> **DATA RECORDS**:
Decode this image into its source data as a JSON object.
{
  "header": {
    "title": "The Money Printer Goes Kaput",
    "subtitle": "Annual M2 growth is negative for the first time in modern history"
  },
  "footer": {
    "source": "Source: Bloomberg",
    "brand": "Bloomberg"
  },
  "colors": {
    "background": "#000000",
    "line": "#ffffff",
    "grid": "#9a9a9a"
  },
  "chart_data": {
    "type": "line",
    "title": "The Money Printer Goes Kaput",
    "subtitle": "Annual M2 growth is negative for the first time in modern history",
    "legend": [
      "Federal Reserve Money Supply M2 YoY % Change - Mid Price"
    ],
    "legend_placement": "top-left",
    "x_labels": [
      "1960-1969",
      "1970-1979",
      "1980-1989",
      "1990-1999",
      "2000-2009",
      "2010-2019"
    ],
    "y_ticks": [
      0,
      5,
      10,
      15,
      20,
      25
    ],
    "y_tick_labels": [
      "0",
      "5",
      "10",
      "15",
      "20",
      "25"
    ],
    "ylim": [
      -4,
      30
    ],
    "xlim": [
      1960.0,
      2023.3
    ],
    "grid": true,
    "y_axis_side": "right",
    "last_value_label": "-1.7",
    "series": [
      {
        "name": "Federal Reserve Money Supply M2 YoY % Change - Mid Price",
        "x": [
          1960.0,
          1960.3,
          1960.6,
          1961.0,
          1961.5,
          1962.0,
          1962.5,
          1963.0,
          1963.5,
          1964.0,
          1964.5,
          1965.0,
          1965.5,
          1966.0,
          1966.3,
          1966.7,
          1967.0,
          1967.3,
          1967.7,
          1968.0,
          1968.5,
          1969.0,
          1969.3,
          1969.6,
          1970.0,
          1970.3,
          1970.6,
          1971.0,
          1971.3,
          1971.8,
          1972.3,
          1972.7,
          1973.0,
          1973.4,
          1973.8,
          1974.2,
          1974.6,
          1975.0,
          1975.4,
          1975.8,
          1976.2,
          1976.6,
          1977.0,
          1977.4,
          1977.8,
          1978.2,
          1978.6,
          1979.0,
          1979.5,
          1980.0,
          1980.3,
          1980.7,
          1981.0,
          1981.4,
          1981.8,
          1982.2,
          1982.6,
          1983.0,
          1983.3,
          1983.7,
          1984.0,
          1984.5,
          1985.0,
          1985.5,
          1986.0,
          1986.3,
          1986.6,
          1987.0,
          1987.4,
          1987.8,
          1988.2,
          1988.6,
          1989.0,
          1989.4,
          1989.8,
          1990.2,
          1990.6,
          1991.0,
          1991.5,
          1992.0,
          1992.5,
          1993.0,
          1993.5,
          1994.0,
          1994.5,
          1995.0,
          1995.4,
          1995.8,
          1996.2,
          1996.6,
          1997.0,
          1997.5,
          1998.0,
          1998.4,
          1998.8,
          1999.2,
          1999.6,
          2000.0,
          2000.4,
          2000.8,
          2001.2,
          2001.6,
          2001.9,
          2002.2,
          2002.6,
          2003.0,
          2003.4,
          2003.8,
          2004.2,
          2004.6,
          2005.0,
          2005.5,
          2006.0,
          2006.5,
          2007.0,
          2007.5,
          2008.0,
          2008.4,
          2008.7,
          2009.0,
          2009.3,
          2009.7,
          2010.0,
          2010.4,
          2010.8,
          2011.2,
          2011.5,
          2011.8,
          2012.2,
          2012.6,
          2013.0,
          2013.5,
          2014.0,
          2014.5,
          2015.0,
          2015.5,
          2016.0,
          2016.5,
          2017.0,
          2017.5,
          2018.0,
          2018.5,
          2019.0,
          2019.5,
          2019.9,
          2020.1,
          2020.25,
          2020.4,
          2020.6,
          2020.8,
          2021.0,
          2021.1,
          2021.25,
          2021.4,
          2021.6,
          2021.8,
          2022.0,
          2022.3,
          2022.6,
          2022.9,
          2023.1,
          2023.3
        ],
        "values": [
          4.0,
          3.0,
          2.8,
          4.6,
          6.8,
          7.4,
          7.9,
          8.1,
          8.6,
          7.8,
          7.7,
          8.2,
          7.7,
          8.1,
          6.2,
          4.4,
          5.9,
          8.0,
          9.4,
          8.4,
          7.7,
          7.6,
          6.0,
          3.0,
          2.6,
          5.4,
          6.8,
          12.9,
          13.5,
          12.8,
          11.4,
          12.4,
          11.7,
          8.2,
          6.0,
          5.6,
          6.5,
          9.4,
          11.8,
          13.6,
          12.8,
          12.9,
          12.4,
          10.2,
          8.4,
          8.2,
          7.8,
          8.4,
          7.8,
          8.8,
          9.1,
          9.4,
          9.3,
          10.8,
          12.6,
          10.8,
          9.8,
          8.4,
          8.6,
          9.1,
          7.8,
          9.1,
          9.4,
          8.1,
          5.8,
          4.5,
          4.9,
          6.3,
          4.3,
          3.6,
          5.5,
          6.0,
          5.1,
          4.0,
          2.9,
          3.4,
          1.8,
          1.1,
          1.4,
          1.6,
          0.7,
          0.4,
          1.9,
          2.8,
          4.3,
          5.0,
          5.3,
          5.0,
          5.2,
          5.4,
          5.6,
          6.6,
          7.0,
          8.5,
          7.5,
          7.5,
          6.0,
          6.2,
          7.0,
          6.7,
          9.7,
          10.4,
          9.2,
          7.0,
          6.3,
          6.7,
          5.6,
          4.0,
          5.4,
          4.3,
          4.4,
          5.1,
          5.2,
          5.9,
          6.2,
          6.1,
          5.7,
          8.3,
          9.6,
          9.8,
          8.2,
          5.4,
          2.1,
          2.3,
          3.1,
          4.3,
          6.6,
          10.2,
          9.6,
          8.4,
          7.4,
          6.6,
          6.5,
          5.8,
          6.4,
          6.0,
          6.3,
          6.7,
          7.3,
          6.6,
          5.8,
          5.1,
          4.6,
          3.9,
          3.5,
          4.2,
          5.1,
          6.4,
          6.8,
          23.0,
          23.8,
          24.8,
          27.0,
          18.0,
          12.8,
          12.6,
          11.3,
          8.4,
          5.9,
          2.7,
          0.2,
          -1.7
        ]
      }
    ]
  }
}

> **TASK TO COMPLETE**: Copy out each line exactly.

> **EXERCISE RESULT**:
Decode this image into its source data as a JSON object.
{
  "header": {
    "title": "The Money Printer Goes Kaput",
    "subtitle": "Annual M2 growth is negative for the first time in modern history"
  },
  "footer": {
    "source": "Source: Bloomberg",
    "brand": "Bloomberg"
  },
  "colors": {
    "background": "#000000",
    "line": "#ffffff",
    "grid": "#9a9a9a"
  },
  "chart_data": {
    "type": "line",
    "title": "The Money Printer Goes Kaput",
    "subtitle": "Annual M2 growth is negative for the first time in modern history",
    "legend": [
      "Federal Reserve Money Supply M2 YoY % Change - Mid Price"
    ],
    "legend_placement": "top-left",
    "x_labels": [
      "1960-1969",
      "1970-1979",
      "1980-1989",
      "1990-1999",
      "2000-2009",
      "2010-2019"
    ],
    "y_ticks": [
      0,
      5,
      10,
      15,
      20,
      25
    ],
    "y_tick_labels": [
      "0",
      "5",
      "10",
      "15",
      "20",
      "25"
    ],
    "ylim": [
      -4,
      30
    ],
    "xlim": [
      1960.0,
      2023.3
    ],
    "grid": true,
    "y_axis_side": "right",
    "last_value_label": "-1.7",
    "series": [
      {
        "name": "Federal Reserve Money Supply M2 YoY % Change - Mid Price",
        "x": [
          1960.0,
          1960.3,
          1960.6,
          1961.0,
          1961.5,
          1962.0,
          1962.5,
          1963.0,
          1963.5,
          1964.0,
          1964.5,
          1965.0,
          1965.5,
          1966.0,
          1966.3,
          1966.7,
          1967.0,
          1967.3,
          1967.7,
          1968.0,
          1968.5,
          1969.0,
          1969.3,
          1969.6,
          1970.0,
          1970.3,
          1970.6,
          1971.0,
          1971.3,
          1971.8,
          1972.3,
          1972.7,
          1973.0,
          1973.4,
          1973.8,
          1974.2,
          1974.6,
          1975.0,
          1975.4,
          1975.8,
          1976.2,
          1976.6,
          1977.0,
          1977.4,
          1977.8,
          1978.2,
          1978.6,
          1979.0,
          1979.5,
          1980.0,
          1980.3,
          1980.7,
          1981.0,
          1981.4,
          1981.8,
          1982.2,
          1982.6,
          1983.0,
          1983.3,
          1983.7,
          1984.0,
          1984.5,
          1985.0,
          1985.5,
          1986.0,
          1986.3,
          1986.6,
          1987.0,
          1987.4,
          1987.8,
          1988.2,
          1988.6,
          1989.0,
          1989.4,
          1989.8,
          1990.2,
          1990.6,
          1991.0,
          1991.5,
          1992.0,
          1992.5,
          1993.0,
          1993.5,
          1994.0,
          1994.5,
          1995.0,
          1995.4,
          1995.8,
          1996.2,
          1996.6,
          1997.0,
          1997.5,
          1998.0,
          1998.4,
          1998.8,
          1999.2,
          1999.6,
          2000.0,
          2000.4,
          2000.8,
          2001.2,
          2001.6,
          2001.9,
          2002.2,
          2002.6,
          2003.0,
          2003.4,
          2003.8,
          2004.2,
          2004.6,
          2005.0,
          2005.5,
          2006.0,
          2006.5,
          2007.0,
          2007.5,
          2008.0,
          2008.4,
          2008.7,
          2009.0,
          2009.3,
          2009.7,
          2010.0,
          2010.4,
          2010.8,
          2011.2,
          2011.5,
          2011.8,
          2012.2,
          2012.6,
          2013.0,
          2013.5,
          2014.0,
          2014.5,
          2015.0,
          2015.5,
          2016.0,
          2016.5,
          2017.0,
          2017.5,
          2018.0,
          2018.5,
          2019.0,
          2019.5,
          2019.9,
          2020.1,
          2020.25,
          2020.4,
          2020.6,
          2020.8,
          2021.0,
          2021.1,
          2021.25,
          2021.4,
          2021.6,
          2021.8,
          2022.0,
          2022.3,
          2022.6,
          2022.9,
          2023.1,
          2023.3
        ],
        "values": [
          4.0,
          3.0,
          2.8,
          4.6,
          6.8,
          7.4,
          7.9,
          8.1,
          8.6,
          7.8,
          7.7,
          8.2,
          7.7,
          8.1,
          6.2,
          4.4,
          5.9,
          8.0,
          9.4,
          8.4,
          7.7,
          7.6,
          6.0,
          3.0,
          2.6,
          5.4,
          6.8,
          12.9,
          13.5,
          12.8,
          11.4,
          12.4,
          11.7,
          8.2,
          6.0,
          5.6,
          6.5,
          9.4,
          11.8,
          13.6,
          12.8,
          12.9,
          12.4,
          10.2,
          8.4,
          8.2,
          7.8,
          8.4,
          7.8,
          8.8,
          9.1,
          9.4,
          9.3,
          10.8,
          12.6,
          10.8,
          9.8,
          8.4,
          8.6,
          9.1,
          7.8,
          9.1,
          9.4,
          8.1,
          5.8,
          4.5,
          4.9,
          6.3,
          4.3,
          3.6,
          5.5,
          6.0,
          5.1,
          4.0,
          2.9,
          3.4,
          1.8,
          1.1,
          1.4,
          1.6,
          0.7,
          0.4,
          1.9,
          2.8,
          4.3,
          5.0,
          5.3,
          5.0,
          5.2,
          5.4,
          5.6,
          6.6,
          7.0,
          8.5,
          7.5,
          7.5,
          6.0,
          6.2,
          7.0,
          6.7,
          9.7,
          10.4,
          9.2,
          7.0,
          6.3,
          6.7,
          5.6,
          4.0,
          5.4,
          4.3,
          4.4,
          5.1,
          5.2,
          5.9,
          6.2,
          6.1,
          5.7,
          8.3,
          9.6,
          9.8,
          8.2,
          5.4,
          2.1,
          2.3,
          3.1,
          4.3,
          6.6,
          10.2,
          9.6,
          8.4,
          7.4,
          6.6,
          6.5,
          5.8,
          6.4,
          6.0,
          6.3,
          6.7,
          7.3,
          6.6,
          5.8,
          5.1,
          4.6,
          3.9,
          3.5,
          4.2,
          5.1,
          6.4,
          6.8,
          23.0,
          23.8,
          24.8,
          27.0,
          18.0,
          12.8,
          12.6,
          11.3,
          8.4,
          5.9,
          2.7,
          0.2,
          -1.7
        ]
      }
    ]
  }
}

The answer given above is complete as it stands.